**INSTRUCTION:** Type out the material below exactly.

————

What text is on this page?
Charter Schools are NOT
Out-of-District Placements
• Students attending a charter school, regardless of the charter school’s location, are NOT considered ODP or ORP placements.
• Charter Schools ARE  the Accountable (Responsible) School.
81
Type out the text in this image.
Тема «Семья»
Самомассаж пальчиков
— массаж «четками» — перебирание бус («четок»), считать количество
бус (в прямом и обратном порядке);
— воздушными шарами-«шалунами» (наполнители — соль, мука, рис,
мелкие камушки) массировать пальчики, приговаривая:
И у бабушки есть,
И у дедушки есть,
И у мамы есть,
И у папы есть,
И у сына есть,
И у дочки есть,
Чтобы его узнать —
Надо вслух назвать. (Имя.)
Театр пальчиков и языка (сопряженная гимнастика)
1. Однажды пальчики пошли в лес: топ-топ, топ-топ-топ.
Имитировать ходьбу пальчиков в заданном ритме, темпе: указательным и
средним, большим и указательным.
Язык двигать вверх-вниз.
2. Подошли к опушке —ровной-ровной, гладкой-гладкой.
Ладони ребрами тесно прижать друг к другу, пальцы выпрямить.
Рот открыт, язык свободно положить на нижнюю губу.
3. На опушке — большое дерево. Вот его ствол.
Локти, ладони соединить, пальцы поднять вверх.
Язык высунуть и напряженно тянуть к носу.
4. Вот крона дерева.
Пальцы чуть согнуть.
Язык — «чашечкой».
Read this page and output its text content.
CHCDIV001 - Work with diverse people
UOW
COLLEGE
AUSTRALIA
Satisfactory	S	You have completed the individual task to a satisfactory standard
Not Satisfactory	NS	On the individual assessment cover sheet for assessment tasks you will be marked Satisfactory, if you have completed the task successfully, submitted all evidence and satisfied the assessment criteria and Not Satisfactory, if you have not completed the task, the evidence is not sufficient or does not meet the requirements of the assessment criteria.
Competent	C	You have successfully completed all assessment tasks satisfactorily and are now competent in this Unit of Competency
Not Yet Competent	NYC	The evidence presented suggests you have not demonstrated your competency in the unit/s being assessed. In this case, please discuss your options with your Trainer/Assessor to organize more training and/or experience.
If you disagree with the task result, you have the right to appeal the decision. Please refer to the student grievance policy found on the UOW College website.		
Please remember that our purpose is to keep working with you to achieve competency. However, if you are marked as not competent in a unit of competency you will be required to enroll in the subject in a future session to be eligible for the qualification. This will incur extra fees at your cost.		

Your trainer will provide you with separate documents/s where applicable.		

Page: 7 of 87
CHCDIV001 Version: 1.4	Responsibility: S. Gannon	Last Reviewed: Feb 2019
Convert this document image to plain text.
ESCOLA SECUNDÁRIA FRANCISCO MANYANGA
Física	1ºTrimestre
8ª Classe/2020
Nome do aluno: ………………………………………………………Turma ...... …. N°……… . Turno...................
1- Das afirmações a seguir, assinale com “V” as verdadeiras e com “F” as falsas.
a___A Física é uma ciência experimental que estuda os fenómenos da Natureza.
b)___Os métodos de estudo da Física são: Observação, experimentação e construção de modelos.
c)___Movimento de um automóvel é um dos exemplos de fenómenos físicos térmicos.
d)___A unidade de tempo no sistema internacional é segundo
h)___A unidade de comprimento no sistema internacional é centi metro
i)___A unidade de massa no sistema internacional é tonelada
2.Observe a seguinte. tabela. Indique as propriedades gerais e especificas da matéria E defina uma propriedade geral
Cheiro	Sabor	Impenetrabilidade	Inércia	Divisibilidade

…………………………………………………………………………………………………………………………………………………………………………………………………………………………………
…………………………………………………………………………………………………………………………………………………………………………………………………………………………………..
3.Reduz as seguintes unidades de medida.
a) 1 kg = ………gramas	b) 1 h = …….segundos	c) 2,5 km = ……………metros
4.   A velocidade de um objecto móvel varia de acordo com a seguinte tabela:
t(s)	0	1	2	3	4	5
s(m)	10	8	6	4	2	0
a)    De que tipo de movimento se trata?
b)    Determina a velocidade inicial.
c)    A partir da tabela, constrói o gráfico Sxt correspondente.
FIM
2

————

**EXERCISE SOLUTION:**
What text is on this page?
Charter Schools are NOT
Out-of-District Placements
• Students attending a charter school, regardless of the charter school’s location, are NOT considered ODP or ORP placements.
• Charter Schools ARE  the Accountable (Responsible) School.
81
Type out the text in this image.
Тема «Семья»
Самомассаж пальчиков
— массаж «четками» — перебирание бус («четок»), считать количество
бус (в прямом и обратном порядке);
— воздушными шарами-«шалунами» (наполнители — соль, мука, рис,
мелкие камушки) массировать пальчики, приговаривая:
И у бабушки есть,
И у дедушки есть,
И у мамы есть,
И у папы есть,
И у сына есть,
И у дочки есть,
Чтобы его узнать —
Надо вслух назвать. (Имя.)
Театр пальчиков и языка (сопряженная гимнастика)
1. Однажды пальчики пошли в лес: топ-топ, топ-топ-топ.
Имитировать ходьбу пальчиков в заданном ритме, темпе: указательным и
средним, большим и указательным.
Язык двигать вверх-вниз.
2. Подошли к опушке —ровной-ровной, гладкой-гладкой.
Ладони ребрами тесно прижать друг к другу, пальцы выпрямить.
Рот открыт, язык свободно положить на нижнюю губу.
3. На опушке — большое дерево. Вот его ствол.
Локти, ладони соединить, пальцы поднять вверх.
Язык высунуть и напряженно тянуть к носу.
4. Вот крона дерева.
Пальцы чуть согнуть.
Язык — «чашечкой».
Read this page and output its text content.
CHCDIV001 - Work with diverse people
UOW
COLLEGE
AUSTRALIA
Satisfactory	S	You have completed the individual task to a satisfactory standard
Not Satisfactory	NS	On the individual assessment cover sheet for assessment tasks you will be marked Satisfactory, if you have completed the task successfully, submitted all evidence and satisfied the assessment criteria and Not Satisfactory, if you have not completed the task, the evidence is not sufficient or does not meet the requirements of the assessment criteria.
Competent	C	You have successfully completed all assessment tasks satisfactorily and are now competent in this Unit of Competency
Not Yet Competent	NYC	The evidence presented suggests you have not demonstrated your competency in the unit/s being assessed. In this case, please discuss your options with your Trainer/Assessor to organize more training and/or experience.
If you disagree with the task result, you have the right to appeal the decision. Please refer to the student grievance policy found on the UOW College website.		
Please remember that our purpose is to keep working with you to achieve competency. However, if you are marked as not competent in a unit of competency you will be required to enroll in the subject in a future session to be eligible for the qualification. This will incur extra fees at your cost.		

Your trainer will provide you with separate documents/s where applicable.		

Page: 7 of 87
CHCDIV001 Version: 1.4	Responsibility: S. Gannon	Last Reviewed: Feb 2019
Convert this document image to plain text.
ESCOLA SECUNDÁRIA FRANCISCO MANYANGA
Física	1ºTrimestre
8ª Classe/2020
Nome do aluno: ………………………………………………………Turma ...... …. N°……… . Turno...................
1- Das afirmações a seguir, assinale com “V” as verdadeiras e com “F” as falsas.
a___A Física é uma ciência experimental que estuda os fenómenos da Natureza.
b)___Os métodos de estudo da Física são: Observação, experimentação e construção de modelos.
c)___Movimento de um automóvel é um dos exemplos de fenómenos físicos térmicos.
d)___A unidade de tempo no sistema internacional é segundo
h)___A unidade de comprimento no sistema internacional é centi metro
i)___A unidade de massa no sistema internacional é tonelada
2.Observe a seguinte. tabela. Indique as propriedades gerais e especificas da matéria E defina uma propriedade geral
Cheiro	Sabor	Impenetrabilidade	Inércia	Divisibilidade

…………………………………………………………………………………………………………………………………………………………………………………………………………………………………
…………………………………………………………………………………………………………………………………………………………………………………………………………………………………..
3.Reduz as seguintes unidades de medida.
a) 1 kg = ………gramas	b) 1 h = …….segundos	c) 2,5 km = ……………metros
4.   A velocidade de um objecto móvel varia de acordo com a seguinte tabela:
t(s)	0	1	2	3	4	5
s(m)	10	8	6	4	2	0
a)    De que tipo de movimento se trata?
b)    Determina a velocidade inicial.
c)    A partir da tabela, constrói o gráfico Sxt correspondente.
FIM
2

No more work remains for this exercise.